DIRECTIONS FOR THIS TASK:
Return a copy of each line that holds the string "normalsound".

RECORDS SHOWN:
* Begin *
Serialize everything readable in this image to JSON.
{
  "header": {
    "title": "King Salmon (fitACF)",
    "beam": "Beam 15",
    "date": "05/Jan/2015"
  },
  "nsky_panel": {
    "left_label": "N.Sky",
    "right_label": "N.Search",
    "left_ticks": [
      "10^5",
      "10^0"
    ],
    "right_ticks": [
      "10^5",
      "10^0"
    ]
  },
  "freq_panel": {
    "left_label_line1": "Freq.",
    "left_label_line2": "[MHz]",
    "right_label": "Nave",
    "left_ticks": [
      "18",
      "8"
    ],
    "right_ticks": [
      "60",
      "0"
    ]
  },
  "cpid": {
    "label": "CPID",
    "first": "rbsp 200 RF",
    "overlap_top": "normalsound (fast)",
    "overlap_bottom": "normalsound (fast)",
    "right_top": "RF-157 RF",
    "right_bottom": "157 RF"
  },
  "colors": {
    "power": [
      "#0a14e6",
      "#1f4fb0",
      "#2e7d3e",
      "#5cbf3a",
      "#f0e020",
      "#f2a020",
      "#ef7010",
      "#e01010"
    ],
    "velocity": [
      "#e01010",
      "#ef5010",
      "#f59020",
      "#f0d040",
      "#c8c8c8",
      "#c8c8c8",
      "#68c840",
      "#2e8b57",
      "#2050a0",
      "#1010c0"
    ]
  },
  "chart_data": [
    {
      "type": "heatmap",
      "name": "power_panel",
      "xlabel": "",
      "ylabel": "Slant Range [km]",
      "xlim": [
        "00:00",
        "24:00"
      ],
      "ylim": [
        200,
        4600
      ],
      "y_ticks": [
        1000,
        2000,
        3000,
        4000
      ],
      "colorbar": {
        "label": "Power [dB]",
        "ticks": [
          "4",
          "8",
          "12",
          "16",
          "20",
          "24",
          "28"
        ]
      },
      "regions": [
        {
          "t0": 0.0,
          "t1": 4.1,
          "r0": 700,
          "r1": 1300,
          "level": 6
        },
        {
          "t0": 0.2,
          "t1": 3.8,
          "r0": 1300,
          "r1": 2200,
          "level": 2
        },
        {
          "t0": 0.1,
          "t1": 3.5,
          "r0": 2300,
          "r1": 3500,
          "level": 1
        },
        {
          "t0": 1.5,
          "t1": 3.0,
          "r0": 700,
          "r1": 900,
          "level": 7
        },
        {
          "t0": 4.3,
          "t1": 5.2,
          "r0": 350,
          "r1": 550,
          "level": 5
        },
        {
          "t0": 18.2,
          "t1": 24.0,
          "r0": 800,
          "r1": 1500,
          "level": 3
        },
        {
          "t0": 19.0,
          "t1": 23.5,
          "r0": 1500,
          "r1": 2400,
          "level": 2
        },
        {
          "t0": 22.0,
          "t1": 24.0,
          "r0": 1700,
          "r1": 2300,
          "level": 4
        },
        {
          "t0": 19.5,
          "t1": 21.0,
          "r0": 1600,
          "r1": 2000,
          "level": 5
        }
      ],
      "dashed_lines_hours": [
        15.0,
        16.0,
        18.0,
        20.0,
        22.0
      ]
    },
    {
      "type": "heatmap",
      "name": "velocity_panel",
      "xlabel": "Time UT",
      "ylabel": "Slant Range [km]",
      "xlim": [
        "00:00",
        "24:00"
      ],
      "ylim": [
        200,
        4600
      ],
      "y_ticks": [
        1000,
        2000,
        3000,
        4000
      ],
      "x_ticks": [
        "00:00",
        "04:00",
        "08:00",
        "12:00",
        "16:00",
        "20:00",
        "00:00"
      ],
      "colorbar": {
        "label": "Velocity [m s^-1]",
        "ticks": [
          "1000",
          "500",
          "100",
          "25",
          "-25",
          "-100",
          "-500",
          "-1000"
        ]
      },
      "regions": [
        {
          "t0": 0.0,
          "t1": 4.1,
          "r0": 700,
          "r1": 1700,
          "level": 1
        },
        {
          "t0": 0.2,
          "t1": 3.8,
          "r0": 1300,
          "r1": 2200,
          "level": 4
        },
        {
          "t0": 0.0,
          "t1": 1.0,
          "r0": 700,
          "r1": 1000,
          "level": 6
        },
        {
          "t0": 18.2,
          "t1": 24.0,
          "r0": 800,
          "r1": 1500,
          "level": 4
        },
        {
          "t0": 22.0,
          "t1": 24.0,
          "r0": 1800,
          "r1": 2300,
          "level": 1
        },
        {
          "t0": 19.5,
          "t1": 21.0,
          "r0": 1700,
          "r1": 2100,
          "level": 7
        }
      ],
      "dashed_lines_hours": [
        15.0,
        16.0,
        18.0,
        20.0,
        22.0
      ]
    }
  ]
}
* End *
FINISHED TASK:
    "overlap_top": "normalsound (fast)",
    "overlap_bottom": "normalsound (fast)",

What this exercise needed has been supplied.